Recorded data:
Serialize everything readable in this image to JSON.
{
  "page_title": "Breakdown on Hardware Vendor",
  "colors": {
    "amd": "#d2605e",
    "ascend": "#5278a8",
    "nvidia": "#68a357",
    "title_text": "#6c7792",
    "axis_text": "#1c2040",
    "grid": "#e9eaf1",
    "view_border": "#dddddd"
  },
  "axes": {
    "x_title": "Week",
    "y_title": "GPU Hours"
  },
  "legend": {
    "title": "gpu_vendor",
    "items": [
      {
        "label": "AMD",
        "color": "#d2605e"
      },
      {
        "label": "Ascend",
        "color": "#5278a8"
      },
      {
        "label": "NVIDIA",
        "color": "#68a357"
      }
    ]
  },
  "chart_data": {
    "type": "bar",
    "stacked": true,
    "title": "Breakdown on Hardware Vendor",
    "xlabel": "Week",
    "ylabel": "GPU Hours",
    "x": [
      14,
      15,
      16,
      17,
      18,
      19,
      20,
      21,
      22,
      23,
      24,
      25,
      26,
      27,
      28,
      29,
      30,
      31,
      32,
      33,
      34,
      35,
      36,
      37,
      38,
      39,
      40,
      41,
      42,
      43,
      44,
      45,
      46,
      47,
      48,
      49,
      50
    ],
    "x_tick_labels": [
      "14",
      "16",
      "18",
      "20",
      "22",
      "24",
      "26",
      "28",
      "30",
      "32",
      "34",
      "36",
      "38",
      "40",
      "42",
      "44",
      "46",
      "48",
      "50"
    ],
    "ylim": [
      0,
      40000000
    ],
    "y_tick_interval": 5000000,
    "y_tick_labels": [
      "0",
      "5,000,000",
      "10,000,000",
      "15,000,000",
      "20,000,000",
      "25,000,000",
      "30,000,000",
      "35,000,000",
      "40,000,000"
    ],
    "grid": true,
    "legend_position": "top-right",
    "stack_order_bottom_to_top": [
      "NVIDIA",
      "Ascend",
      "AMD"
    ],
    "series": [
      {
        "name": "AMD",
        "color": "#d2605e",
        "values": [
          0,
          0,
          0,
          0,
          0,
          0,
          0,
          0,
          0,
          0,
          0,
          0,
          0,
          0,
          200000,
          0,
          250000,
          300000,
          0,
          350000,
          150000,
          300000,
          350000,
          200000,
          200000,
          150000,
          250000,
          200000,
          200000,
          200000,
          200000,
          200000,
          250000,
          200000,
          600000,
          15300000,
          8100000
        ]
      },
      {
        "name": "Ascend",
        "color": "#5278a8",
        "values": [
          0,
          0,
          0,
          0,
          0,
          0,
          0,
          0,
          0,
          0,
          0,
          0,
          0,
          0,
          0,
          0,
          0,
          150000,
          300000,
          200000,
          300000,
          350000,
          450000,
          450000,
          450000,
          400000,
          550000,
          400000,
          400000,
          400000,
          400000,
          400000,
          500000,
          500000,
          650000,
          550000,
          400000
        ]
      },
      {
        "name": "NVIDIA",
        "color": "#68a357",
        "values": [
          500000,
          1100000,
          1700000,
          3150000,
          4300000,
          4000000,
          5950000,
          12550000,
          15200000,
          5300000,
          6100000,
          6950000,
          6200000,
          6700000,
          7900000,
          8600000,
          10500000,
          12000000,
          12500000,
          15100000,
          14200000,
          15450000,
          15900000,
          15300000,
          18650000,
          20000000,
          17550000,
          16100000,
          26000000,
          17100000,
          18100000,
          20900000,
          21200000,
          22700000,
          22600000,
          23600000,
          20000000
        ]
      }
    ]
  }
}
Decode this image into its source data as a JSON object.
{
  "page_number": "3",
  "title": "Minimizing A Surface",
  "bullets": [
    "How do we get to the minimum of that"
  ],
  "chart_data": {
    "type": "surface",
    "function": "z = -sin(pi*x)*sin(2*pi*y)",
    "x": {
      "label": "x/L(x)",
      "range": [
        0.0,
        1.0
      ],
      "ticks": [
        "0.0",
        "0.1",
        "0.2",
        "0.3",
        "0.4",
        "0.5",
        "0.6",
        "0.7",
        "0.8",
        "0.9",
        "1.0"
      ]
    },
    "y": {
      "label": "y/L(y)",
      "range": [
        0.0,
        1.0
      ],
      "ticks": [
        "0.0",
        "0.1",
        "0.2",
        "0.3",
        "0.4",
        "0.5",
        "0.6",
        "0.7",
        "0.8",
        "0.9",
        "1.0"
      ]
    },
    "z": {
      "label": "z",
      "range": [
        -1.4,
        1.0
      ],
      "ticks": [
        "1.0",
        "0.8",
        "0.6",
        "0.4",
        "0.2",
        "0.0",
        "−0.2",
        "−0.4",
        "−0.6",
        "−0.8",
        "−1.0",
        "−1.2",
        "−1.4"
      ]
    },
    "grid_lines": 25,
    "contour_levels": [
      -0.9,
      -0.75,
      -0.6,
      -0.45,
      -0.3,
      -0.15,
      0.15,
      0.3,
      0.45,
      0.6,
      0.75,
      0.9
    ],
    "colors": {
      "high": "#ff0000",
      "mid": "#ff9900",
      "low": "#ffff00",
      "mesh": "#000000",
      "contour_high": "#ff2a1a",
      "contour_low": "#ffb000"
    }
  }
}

▶ **EXERCISE PROMPT**:
Without changing a word, restate the whole listing.

▶ **SOLUTION**:
Serialize everything readable in this image to JSON.
{
  "page_title": "Breakdown on Hardware Vendor",
  "colors": {
    "amd": "#d2605e",
    "ascend": "#5278a8",
    "nvidia": "#68a357",
    "title_text": "#6c7792",
    "axis_text": "#1c2040",
    "grid": "#e9eaf1",
    "view_border": "#dddddd"
  },
  "axes": {
    "x_title": "Week",
    "y_title": "GPU Hours"
  },
  "legend": {
    "title": "gpu_vendor",
    "items": [
      {
        "label": "AMD",
        "color": "#d2605e"
      },
      {
        "label": "Ascend",
        "color": "#5278a8"
      },
      {
        "label": "NVIDIA",
        "color": "#68a357"
      }
    ]
  },
  "chart_data": {
    "type": "bar",
    "stacked": true,
    "title": "Breakdown on Hardware Vendor",
    "xlabel": "Week",
    "ylabel": "GPU Hours",
    "x": [
      14,
      15,
      16,
      17,
      18,
      19,
      20,
      21,
      22,
      23,
      24,
      25,
      26,
      27,
      28,
      29,
      30,
      31,
      32,
      33,
      34,
      35,
      36,
      37,
      38,
      39,
      40,
      41,
      42,
      43,
      44,
      45,
      46,
      47,
      48,
      49,
      50
    ],
    "x_tick_labels": [
      "14",
      "16",
      "18",
      "20",
      "22",
      "24",
      "26",
      "28",
      "30",
      "32",
      "34",
      "36",
      "38",
      "40",
      "42",
      "44",
      "46",
      "48",
      "50"
    ],
    "ylim": [
      0,
      40000000
    ],
    "y_tick_interval": 5000000,
    "y_tick_labels": [
      "0",
      "5,000,000",
      "10,000,000",
      "15,000,000",
      "20,000,000",
      "25,000,000",
      "30,000,000",
      "35,000,000",
      "40,000,000"
    ],
    "grid": true,
    "legend_position": "top-right",
    "stack_order_bottom_to_top": [
      "NVIDIA",
      "Ascend",
      "AMD"
    ],
    "series": [
      {
        "name": "AMD",
        "color": "#d2605e",
        "values": [
          0,
          0,
          0,
          0,
          0,
          0,
          0,
          0,
          0,
          0,
          0,
          0,
          0,
          0,
          200000,
          0,
          250000,
          300000,
          0,
          350000,
          150000,
          300000,
          350000,
          200000,
          200000,
          150000,
          250000,
          200000,
          200000,
          200000,
          200000,
          200000,
          250000,
          200000,
          600000,
          15300000,
          8100000
        ]
      },
      {
        "name": "Ascend",
        "color": "#5278a8",
        "values": [
          0,
          0,
          0,
          0,
          0,
          0,
          0,
          0,
          0,
          0,
          0,
          0,
          0,
          0,
          0,
          0,
          0,
          150000,
          300000,
          200000,
          300000,
          350000,
          450000,
          450000,
          450000,
          400000,
          550000,
          400000,
          400000,
          400000,
          400000,
          400000,
          500000,
          500000,
          650000,
          550000,
          400000
        ]
      },
      {
        "name": "NVIDIA",
        "color": "#68a357",
        "values": [
          500000,
          1100000,
          1700000,
          3150000,
          4300000,
          4000000,
          5950000,
          12550000,
          15200000,
          5300000,
          6100000,
          6950000,
          6200000,
          6700000,
          7900000,
          8600000,
          10500000,
          12000000,
          12500000,
          15100000,
          14200000,
          15450000,
          15900000,
          15300000,
          18650000,
          20000000,
          17550000,
          16100000,
          26000000,
          17100000,
          18100000,
          20900000,
          21200000,
          22700000,
          22600000,
          23600000,
          20000000
        ]
      }
    ]
  }
}
Decode this image into its source data as a JSON object.
{
  "page_number": "3",
  "title": "Minimizing A Surface",
  "bullets": [
    "How do we get to the minimum of that"
  ],
  "chart_data": {
    "type": "surface",
    "function": "z = -sin(pi*x)*sin(2*pi*y)",
    "x": {
      "label": "x/L(x)",
      "range": [
        0.0,
        1.0
      ],
      "ticks": [
        "0.0",
        "0.1",
        "0.2",
        "0.3",
        "0.4",
        "0.5",
        "0.6",
        "0.7",
        "0.8",
        "0.9",
        "1.0"
      ]
    },
    "y": {
      "label": "y/L(y)",
      "range": [
        0.0,
        1.0
      ],
      "ticks": [
        "0.0",
        "0.1",
        "0.2",
        "0.3",
        "0.4",
        "0.5",
        "0.6",
        "0.7",
        "0.8",
        "0.9",
        "1.0"
      ]
    },
    "z": {
      "label": "z",
      "range": [
        -1.4,
        1.0
      ],
      "ticks": [
        "1.0",
        "0.8",
        "0.6",
        "0.4",
        "0.2",
        "0.0",
        "−0.2",
        "−0.4",
        "−0.6",
        "−0.8",
        "−1.0",
        "−1.2",
        "−1.4"
      ]
    },
    "grid_lines": 25,
    "contour_levels": [
      -0.9,
      -0.75,
      -0.6,
      -0.45,
      -0.3,
      -0.15,
      0.15,
      0.3,
      0.45,
      0.6,
      0.75,
      0.9
    ],
    "colors": {
      "high": "#ff0000",
      "mid": "#ff9900",
      "low": "#ffff00",
      "mesh": "#000000",
      "contour_high": "#ff2a1a",
      "contour_low": "#ffb000"
    }
  }
}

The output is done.